Extract all lines that hold "this" from the records below.

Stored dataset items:
■ ■ ■ ■ ■

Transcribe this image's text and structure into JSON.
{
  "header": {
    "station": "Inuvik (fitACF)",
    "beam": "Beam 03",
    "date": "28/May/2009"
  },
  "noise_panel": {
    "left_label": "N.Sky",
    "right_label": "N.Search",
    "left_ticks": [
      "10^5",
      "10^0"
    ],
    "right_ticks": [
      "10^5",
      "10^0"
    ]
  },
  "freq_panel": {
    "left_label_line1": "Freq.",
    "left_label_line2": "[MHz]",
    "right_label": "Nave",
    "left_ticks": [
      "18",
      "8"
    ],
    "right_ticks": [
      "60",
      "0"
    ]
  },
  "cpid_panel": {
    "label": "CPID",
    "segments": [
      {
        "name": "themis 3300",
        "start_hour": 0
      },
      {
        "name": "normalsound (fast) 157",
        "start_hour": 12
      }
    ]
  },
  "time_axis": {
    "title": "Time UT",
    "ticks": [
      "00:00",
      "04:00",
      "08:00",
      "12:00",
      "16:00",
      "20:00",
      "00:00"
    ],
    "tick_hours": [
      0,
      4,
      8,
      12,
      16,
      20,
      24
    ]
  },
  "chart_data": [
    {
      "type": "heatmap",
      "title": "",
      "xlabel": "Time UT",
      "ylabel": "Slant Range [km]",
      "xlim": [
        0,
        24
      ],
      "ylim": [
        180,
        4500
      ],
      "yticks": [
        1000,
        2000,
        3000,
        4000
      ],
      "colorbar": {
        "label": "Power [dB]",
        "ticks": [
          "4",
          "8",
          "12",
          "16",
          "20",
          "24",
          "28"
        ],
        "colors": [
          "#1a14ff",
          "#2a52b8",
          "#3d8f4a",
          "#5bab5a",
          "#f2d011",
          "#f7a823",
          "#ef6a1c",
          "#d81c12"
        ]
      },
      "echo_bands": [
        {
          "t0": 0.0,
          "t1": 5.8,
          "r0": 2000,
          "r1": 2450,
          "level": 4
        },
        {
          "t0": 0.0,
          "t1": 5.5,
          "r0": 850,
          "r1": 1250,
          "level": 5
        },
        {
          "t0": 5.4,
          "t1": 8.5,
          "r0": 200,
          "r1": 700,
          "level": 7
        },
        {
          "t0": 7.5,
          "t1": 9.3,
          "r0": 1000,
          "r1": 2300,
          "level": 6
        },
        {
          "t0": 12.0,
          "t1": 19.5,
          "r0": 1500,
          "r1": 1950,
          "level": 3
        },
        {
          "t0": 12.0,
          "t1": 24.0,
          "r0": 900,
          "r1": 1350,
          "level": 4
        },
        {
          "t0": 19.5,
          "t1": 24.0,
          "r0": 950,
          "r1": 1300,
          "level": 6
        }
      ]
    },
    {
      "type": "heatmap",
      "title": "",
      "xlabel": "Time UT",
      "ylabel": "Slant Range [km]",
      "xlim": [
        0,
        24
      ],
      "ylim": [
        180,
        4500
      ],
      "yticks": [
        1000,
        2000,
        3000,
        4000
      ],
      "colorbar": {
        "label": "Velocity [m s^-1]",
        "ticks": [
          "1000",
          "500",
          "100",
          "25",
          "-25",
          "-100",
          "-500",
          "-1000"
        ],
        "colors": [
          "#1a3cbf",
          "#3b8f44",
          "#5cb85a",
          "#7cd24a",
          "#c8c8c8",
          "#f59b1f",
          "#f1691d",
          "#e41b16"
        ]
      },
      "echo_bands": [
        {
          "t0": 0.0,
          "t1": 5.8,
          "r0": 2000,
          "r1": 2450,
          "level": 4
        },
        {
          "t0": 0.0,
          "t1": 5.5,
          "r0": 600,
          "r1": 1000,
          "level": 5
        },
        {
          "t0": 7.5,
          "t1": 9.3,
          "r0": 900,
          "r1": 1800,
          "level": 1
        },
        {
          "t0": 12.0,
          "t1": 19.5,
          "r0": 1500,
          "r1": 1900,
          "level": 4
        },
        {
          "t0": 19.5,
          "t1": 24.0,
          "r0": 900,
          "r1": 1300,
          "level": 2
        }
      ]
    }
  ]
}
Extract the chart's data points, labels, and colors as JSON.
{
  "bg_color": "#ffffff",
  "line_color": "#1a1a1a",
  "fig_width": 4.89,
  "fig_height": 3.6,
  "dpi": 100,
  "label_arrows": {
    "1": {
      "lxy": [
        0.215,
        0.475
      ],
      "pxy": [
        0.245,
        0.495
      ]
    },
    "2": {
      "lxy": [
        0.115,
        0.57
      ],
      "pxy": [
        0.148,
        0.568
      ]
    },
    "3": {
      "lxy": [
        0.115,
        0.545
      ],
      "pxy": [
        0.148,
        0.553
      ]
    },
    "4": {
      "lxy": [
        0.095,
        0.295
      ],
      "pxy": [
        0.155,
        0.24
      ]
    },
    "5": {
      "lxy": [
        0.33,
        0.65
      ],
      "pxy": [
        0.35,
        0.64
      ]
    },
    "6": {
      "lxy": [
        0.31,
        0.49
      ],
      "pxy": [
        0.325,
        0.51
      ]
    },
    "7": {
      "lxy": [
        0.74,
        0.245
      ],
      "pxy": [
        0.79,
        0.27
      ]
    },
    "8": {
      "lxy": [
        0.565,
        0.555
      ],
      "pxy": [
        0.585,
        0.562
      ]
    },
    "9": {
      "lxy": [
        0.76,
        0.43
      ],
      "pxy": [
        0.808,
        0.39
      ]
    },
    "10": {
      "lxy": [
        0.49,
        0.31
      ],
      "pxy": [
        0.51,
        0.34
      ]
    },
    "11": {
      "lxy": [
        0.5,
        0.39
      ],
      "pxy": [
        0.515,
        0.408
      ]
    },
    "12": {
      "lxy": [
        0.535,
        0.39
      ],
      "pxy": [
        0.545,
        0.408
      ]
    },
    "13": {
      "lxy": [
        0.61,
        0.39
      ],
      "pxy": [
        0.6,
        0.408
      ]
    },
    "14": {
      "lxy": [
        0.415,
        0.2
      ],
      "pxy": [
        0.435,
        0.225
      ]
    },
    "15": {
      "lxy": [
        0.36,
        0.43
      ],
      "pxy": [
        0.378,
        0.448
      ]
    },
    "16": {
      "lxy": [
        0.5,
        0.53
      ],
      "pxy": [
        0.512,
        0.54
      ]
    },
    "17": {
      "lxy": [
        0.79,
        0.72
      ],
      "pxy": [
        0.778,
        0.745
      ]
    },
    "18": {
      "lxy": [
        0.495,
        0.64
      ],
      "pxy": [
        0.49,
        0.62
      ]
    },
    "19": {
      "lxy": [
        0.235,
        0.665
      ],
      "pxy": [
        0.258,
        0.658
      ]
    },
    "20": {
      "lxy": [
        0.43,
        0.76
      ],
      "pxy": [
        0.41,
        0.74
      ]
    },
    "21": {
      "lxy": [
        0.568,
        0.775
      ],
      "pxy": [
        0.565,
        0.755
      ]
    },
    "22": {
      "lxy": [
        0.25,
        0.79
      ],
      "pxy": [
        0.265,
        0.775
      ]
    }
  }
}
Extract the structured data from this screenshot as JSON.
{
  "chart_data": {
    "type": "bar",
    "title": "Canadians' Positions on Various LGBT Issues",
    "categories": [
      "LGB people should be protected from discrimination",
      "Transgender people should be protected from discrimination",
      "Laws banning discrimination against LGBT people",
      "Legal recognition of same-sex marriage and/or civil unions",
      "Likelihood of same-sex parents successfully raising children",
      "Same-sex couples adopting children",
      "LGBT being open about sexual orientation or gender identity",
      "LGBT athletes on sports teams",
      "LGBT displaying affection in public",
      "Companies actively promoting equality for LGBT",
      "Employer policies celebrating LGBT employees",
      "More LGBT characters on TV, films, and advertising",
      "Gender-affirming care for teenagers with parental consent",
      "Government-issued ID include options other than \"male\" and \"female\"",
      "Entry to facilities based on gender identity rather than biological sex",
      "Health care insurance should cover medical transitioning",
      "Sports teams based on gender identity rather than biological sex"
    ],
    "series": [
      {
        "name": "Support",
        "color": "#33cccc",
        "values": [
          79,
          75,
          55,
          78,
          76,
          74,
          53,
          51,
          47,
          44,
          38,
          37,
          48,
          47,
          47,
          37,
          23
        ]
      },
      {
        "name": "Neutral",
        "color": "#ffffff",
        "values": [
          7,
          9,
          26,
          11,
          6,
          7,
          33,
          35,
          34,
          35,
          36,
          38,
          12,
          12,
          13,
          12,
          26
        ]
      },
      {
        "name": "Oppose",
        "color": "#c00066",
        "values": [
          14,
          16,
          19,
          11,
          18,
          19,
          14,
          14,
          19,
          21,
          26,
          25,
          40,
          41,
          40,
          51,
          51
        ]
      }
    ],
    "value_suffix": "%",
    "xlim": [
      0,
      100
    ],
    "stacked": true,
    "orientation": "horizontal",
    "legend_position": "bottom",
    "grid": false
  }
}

■ ■ ■ ■ ■

> [Solved problem]
Transcribe this image's text and structure into JSON.
Extract the structured data from this screenshot as JSON.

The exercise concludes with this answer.